Il y a encore une dizaine d’années, l’humanité lançait environ 200 objets dans l’espace par an. Aujourd’hui, nous en lançons plus de 2 600, sans aucune perspective de ralentissement. Cette expansion rapide de l’activité humaine dans l’espace a truffé l’orbite terrestre de déchets spatiaux, qu’il s’agisse de satellites hors service ou de pièces de fusées usagées. L’espace proche est déjà si encombré que les satellites en activité courent le risque d’entrer en collision avec des débris provenant des générations précédentes d’engins spatiaux. Même la Station spatiale internationale doit régulièrement ajuster son orbite pour éviter de heurter des fragments dangereux.

À l’heure actuelle, on dénombre plus de 25 000 débris d’origine humaine de plus de 10 centimètres en orbite autour de la Terre. Et plus ceux-ci sont nombreux, plus il est probable que certains (qui voyagent à une vitesse relative jusqu’à 15 fois supérieure à celle d’une balle de fusil) heurtent des engins spatiaux en activité, créant ainsi d’autant plus de débris menaçants. La collision catastrophique survenue en 2009 entre le satellite russe Cosmos 2251, hors d’usage, et le satellite américain Iridium 33, a par exemple produit près de 2 000 fragments, dont beaucoup sont encore surveillés aujourd’hui.

● **TRAVAIL DEMANDÉ**
Reprenez le texte sur les débris spatiaux après sa dernière phrase et rédigez-en la suite. Les lignes qui suivent ne sont pas utiles pour ce travail.

● **DONNÉES ENREGISTRÉES**
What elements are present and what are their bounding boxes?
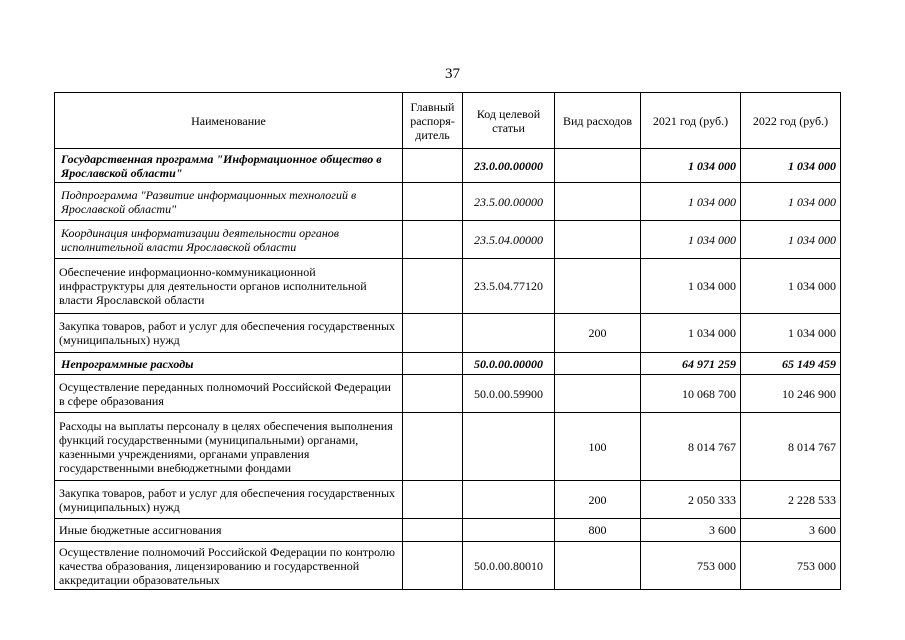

● **PRODUCTION ATTENDUE**
L’orbite proche est une ressource limitée, qu’une poignée d’organisations, notamment SpaceX, OneWeb et le projet Kuiper d’Amazon, consomment de manière croissante. SpaceX, en particulier, possède et exploite la majorité de tous les satellites en service, et la société a pour objectif de lancer des dizaines de milliers d’autres satellites afin de fournir une couverture internet à large bande à l’échelle mondiale. De même, Amazon prévoit de déployer 3 236 satellites pour son réseau à large bande. Si nous continuons à ce rythme, l’orbite terrestre deviendra inutilisable, en particulier la région la plus recherchée, l’orbite terrestre basse (LEO), qui s’étend jusqu’à 2 000 kilomètres d’altitude. Si l’on considère l’ensemble des orbites exploitables, nous risquons de mettre en péril des services dont nous sommes devenus dépendants : communications en temps réel, cartographie GPS, internet, surveillance de la Terre, etc. Actuellement, presque chaque satellite lancé équivaut à positionner dans l’espace un morceau de plastique à usage unique, dans la mesure où son destin final n’est envisagé sous nulle autre forme que de devenir… un déchet. Nous nous dirigeons vers une tragédie des biens communs en milieu orbital. Offrir à tous un accès illimité à ce milieu, sans coordination ni planification à l’échelle mondiale, signifie qu’à terme, personne ne sera plus en mesure d’en profiter.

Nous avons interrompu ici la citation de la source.